AIM OF THE EXERCISE = Copy each line below that includes "béim".

═══ PROVIDED INFORMATION ═══

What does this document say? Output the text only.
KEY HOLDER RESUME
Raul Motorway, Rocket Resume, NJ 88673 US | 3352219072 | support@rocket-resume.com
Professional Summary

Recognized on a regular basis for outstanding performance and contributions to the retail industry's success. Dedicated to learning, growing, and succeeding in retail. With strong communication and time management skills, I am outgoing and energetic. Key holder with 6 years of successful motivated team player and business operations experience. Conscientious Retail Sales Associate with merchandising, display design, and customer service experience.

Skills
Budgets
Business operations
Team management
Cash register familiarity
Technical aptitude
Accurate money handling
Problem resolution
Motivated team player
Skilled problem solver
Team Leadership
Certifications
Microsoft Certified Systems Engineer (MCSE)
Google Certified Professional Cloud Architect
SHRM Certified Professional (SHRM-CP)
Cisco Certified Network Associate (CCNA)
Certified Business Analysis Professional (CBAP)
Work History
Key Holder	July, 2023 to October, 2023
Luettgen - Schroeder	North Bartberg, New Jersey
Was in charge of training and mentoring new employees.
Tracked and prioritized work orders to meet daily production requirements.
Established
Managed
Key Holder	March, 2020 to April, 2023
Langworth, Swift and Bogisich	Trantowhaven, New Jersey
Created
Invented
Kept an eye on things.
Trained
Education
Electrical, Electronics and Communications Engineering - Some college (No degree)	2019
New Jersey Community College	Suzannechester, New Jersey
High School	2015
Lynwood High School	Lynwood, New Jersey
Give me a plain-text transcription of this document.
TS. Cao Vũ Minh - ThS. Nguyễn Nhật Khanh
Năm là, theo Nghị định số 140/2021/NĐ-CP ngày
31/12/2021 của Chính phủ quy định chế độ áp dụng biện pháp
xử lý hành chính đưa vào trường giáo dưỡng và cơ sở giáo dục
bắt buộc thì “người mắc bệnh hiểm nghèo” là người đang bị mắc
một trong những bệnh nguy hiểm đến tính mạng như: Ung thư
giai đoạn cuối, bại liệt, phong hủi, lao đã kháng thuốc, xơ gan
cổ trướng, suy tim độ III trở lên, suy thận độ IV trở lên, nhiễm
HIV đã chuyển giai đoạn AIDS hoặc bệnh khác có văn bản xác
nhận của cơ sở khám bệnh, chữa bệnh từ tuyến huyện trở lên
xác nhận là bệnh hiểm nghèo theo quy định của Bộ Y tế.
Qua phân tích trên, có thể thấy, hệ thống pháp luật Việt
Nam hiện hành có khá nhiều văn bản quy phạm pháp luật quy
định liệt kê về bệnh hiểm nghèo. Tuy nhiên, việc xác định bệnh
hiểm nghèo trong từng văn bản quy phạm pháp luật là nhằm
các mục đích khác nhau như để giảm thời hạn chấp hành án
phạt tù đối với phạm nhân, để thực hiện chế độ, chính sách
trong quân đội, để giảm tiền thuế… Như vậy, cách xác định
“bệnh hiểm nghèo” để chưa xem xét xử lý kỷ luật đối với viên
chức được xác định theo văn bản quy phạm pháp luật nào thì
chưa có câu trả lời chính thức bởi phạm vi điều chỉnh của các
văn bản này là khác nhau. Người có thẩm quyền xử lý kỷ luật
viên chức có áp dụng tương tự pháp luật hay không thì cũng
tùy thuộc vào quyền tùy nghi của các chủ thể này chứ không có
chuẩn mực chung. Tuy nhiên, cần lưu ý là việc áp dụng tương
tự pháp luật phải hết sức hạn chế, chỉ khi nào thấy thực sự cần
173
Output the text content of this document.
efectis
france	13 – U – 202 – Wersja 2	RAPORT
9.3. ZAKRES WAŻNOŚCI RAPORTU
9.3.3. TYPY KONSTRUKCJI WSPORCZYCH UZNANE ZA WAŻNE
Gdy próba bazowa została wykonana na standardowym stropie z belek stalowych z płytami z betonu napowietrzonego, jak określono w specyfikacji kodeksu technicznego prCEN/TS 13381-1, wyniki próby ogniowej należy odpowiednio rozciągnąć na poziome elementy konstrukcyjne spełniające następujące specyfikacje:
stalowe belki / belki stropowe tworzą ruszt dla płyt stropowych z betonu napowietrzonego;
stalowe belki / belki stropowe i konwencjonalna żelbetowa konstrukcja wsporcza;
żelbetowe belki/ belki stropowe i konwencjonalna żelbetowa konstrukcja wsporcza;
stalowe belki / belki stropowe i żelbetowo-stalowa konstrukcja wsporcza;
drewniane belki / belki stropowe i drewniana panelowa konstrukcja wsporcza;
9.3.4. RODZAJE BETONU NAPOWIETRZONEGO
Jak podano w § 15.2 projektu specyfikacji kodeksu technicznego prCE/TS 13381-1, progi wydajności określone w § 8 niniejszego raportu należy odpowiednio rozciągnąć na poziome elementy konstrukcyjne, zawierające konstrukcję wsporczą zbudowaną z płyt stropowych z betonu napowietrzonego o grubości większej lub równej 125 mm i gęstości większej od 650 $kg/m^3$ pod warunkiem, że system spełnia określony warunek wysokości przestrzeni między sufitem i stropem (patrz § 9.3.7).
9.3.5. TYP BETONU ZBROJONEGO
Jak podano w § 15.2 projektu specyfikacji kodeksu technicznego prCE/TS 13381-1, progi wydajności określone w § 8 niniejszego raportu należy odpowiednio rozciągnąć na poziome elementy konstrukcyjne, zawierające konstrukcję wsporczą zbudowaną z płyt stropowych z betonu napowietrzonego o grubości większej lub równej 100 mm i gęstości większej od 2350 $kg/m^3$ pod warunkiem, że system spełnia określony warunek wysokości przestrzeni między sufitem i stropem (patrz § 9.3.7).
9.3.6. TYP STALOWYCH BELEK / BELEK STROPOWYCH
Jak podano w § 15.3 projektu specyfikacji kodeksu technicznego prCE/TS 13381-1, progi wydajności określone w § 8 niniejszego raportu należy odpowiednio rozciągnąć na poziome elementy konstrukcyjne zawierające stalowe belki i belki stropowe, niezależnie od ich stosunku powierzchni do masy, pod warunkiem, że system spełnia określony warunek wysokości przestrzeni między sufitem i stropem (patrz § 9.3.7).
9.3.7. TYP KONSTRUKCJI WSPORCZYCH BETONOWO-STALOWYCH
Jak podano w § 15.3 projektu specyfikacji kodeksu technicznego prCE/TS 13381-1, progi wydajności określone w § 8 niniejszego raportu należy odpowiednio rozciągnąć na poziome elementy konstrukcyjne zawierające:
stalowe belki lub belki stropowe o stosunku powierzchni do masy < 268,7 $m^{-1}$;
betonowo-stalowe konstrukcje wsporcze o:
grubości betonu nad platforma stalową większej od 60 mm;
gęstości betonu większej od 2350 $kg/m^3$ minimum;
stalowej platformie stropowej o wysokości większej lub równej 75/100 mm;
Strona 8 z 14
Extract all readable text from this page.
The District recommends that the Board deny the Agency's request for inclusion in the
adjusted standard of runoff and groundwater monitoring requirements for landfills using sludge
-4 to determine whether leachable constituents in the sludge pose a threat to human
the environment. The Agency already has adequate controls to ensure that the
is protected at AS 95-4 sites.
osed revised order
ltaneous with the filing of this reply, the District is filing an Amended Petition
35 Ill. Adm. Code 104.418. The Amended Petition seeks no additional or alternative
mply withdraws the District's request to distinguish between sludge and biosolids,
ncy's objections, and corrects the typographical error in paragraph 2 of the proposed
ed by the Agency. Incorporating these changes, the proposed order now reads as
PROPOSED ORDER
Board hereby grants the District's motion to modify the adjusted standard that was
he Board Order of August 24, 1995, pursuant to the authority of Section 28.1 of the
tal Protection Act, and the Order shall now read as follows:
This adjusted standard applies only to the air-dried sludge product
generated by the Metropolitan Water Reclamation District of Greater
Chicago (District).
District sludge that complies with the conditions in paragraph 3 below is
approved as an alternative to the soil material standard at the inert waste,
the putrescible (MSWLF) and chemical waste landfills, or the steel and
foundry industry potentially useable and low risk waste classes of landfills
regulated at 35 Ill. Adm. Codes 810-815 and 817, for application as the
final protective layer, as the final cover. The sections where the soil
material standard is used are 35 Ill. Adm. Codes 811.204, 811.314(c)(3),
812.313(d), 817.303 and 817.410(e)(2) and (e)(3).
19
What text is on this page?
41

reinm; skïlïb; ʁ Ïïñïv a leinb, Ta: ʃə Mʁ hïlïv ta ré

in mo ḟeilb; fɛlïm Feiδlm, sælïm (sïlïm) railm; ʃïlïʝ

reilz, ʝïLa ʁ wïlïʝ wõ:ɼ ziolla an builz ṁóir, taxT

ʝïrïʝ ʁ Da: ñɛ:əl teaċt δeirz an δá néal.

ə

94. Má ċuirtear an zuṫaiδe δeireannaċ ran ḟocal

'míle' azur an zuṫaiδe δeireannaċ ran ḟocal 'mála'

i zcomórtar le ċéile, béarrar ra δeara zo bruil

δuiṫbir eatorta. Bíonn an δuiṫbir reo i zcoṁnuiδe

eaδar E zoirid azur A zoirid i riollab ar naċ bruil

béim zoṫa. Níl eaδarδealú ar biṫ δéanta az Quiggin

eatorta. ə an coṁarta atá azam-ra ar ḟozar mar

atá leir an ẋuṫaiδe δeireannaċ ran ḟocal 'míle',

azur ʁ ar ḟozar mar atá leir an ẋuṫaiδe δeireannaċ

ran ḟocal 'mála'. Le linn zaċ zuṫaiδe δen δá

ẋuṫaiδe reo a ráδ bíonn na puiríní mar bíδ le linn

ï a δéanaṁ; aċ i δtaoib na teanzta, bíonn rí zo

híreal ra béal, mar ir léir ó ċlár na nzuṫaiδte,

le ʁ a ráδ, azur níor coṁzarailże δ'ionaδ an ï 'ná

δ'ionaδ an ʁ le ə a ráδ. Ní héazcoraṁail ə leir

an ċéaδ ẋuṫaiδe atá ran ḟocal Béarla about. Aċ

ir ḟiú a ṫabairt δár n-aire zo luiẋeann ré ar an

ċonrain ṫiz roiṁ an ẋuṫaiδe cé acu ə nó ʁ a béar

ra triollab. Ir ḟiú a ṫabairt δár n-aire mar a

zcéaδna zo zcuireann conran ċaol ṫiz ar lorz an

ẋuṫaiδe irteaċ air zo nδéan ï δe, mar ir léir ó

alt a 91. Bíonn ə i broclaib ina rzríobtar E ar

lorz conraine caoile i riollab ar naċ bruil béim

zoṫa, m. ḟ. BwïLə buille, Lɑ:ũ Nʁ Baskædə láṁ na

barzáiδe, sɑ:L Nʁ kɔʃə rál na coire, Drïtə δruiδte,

═══

REPLY TO THE EXERCISE =
béim zoṫa. Níl eaδarδealú ar biṫ δéanta az Quiggin
lorz conraine caoile i riollab ar naċ bruil béim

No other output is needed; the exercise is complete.